Goal: Copy every line of the entries that includes the word "xlabel".
━━━ Source records
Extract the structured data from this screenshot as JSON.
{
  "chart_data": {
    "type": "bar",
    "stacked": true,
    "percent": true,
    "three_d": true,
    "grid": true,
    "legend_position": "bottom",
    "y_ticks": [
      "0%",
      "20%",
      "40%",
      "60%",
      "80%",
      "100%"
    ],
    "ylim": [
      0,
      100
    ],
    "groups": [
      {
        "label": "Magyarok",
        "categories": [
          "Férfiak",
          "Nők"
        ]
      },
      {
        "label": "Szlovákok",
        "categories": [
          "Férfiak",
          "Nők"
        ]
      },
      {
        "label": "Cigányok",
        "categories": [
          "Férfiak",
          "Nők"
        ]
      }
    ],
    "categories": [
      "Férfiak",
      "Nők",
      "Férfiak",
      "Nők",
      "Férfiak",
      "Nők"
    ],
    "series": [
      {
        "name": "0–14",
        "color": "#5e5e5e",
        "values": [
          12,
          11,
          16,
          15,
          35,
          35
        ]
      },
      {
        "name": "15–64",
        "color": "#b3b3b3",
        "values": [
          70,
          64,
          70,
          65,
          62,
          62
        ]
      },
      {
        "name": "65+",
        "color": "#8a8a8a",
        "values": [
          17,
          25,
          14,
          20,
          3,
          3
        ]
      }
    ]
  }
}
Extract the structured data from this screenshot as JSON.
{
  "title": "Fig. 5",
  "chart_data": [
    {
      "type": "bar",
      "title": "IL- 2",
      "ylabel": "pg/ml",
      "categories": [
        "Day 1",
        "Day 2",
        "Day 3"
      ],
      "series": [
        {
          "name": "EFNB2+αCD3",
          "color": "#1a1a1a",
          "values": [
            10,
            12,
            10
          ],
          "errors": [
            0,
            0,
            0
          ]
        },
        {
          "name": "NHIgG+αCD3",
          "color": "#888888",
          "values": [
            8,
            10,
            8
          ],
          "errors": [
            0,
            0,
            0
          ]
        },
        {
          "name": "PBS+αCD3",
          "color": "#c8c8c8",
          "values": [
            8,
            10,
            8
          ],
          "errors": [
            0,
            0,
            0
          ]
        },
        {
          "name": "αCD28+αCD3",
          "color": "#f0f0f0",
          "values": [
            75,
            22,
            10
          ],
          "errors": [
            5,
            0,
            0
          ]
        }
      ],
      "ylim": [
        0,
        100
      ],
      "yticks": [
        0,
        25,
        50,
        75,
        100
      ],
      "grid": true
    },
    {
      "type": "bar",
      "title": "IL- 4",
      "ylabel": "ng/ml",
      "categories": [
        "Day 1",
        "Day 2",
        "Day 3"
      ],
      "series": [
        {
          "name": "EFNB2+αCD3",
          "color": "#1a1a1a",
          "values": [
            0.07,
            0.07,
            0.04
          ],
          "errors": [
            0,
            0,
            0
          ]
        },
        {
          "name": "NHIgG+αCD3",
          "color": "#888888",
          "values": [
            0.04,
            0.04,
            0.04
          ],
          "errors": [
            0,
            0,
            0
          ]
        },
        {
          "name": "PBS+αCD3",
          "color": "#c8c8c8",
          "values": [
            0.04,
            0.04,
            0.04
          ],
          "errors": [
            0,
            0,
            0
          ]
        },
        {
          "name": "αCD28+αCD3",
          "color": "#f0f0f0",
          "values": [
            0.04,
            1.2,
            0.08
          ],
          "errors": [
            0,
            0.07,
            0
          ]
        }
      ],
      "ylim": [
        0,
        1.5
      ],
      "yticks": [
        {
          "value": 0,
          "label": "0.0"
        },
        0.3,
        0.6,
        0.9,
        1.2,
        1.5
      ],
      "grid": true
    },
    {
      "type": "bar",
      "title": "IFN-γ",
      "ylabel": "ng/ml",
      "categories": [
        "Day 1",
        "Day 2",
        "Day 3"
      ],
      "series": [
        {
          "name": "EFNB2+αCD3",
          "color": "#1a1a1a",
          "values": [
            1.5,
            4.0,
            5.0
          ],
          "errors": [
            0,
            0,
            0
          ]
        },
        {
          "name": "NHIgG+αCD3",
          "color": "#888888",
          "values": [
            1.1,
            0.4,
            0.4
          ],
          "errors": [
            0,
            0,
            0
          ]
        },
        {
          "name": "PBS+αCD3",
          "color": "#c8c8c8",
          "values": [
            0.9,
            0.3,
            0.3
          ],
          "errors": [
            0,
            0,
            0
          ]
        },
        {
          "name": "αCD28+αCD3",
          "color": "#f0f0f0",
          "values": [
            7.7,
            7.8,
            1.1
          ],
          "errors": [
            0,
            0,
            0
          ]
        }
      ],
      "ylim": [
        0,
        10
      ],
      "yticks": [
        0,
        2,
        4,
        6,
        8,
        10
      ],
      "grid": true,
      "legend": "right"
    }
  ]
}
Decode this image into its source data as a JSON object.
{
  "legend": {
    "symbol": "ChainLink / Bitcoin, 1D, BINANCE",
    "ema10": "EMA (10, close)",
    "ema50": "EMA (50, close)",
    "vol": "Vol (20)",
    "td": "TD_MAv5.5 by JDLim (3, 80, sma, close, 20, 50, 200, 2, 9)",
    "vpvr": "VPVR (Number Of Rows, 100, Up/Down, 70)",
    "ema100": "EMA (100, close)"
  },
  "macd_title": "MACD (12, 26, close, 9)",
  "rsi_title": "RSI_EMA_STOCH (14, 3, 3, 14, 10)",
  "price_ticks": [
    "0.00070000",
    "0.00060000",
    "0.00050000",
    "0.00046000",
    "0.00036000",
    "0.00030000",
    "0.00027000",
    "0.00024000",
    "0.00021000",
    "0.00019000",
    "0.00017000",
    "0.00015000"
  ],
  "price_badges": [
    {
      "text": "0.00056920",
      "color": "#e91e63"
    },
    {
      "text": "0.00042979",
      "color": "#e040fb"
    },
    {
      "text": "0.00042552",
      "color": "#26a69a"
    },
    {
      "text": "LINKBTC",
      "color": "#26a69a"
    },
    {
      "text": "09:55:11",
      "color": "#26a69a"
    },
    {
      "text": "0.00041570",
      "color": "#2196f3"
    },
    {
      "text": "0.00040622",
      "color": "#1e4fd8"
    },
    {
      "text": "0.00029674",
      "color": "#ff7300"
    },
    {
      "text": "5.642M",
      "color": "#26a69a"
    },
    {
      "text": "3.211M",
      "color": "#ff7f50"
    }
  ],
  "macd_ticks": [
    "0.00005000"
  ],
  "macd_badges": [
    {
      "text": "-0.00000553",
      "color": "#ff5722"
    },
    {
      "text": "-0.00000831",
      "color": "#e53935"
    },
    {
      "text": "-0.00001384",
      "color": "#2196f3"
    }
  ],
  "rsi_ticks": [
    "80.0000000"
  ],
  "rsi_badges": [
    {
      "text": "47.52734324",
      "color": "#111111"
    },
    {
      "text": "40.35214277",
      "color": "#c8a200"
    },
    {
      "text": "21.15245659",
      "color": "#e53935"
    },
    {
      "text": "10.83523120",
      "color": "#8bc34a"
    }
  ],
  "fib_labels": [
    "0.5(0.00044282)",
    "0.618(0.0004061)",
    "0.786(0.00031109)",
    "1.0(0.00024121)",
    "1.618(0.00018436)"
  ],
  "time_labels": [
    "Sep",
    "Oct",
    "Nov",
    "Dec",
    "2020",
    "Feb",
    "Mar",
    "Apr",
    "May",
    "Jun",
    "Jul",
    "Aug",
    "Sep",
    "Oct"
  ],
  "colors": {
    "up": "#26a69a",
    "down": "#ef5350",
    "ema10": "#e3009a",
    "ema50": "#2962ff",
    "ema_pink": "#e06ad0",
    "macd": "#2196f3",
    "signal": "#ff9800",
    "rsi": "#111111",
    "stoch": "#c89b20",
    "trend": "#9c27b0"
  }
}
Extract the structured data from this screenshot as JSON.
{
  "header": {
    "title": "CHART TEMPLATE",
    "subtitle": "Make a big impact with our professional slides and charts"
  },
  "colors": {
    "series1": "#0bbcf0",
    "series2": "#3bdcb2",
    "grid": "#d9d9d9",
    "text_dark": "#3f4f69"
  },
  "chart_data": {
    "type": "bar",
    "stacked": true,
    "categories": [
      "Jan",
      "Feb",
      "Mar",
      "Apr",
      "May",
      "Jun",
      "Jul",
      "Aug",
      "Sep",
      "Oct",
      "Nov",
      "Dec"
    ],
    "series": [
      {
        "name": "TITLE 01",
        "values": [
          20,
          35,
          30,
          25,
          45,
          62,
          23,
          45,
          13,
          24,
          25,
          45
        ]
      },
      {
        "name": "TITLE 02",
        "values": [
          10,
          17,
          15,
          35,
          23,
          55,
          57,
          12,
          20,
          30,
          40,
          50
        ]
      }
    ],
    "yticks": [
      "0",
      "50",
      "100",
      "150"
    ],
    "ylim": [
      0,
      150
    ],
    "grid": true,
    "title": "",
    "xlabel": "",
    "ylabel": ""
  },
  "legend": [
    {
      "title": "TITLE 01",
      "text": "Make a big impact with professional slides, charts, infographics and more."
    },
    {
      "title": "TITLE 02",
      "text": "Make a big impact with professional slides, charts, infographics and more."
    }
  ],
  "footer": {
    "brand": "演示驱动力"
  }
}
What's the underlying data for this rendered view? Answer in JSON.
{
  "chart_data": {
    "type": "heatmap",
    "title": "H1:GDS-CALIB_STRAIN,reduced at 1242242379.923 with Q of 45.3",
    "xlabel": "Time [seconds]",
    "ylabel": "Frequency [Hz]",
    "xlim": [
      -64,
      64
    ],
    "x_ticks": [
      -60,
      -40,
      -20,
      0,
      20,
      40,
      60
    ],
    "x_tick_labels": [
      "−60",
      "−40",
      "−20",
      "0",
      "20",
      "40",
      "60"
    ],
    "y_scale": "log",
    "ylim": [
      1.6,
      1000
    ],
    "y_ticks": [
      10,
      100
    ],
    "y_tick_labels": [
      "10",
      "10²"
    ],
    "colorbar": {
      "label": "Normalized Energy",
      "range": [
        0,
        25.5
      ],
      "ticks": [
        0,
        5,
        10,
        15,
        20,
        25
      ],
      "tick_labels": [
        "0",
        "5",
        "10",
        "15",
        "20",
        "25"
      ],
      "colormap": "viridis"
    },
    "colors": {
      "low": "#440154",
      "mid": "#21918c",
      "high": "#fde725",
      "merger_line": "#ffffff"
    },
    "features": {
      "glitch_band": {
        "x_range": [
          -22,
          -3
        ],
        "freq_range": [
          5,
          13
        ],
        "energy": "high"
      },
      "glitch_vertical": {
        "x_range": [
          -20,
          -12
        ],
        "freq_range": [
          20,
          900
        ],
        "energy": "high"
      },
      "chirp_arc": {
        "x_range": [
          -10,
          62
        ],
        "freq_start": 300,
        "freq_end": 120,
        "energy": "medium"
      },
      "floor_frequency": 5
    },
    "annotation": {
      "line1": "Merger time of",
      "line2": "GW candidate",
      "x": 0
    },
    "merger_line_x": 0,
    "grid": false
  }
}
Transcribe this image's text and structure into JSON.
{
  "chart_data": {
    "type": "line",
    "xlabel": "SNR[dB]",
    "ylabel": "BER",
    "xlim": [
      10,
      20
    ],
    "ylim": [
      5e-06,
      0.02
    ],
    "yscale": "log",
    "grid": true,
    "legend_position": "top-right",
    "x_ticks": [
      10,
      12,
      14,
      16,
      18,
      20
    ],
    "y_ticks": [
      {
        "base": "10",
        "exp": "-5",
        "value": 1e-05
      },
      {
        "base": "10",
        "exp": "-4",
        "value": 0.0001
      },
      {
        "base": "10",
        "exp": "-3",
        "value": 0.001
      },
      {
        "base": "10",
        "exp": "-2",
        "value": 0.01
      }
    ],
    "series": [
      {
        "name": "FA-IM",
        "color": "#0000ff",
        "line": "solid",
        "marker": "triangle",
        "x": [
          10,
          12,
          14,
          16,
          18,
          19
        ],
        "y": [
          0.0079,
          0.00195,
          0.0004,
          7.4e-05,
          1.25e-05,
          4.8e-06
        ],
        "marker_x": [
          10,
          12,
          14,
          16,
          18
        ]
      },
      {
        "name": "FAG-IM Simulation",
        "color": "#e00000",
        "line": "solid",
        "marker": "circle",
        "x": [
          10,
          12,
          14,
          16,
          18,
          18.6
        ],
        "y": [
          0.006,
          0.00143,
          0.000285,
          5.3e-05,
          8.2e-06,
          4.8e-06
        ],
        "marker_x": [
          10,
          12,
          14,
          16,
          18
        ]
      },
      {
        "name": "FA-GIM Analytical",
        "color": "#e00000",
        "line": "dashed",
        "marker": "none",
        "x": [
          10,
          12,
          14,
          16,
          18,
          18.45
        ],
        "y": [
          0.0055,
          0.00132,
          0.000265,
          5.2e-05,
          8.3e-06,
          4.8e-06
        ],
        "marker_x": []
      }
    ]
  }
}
━━━━━━
Written solution:
    "xlabel": "",
    "xlabel": "Time [seconds]",
    "xlabel": "SNR[dB]",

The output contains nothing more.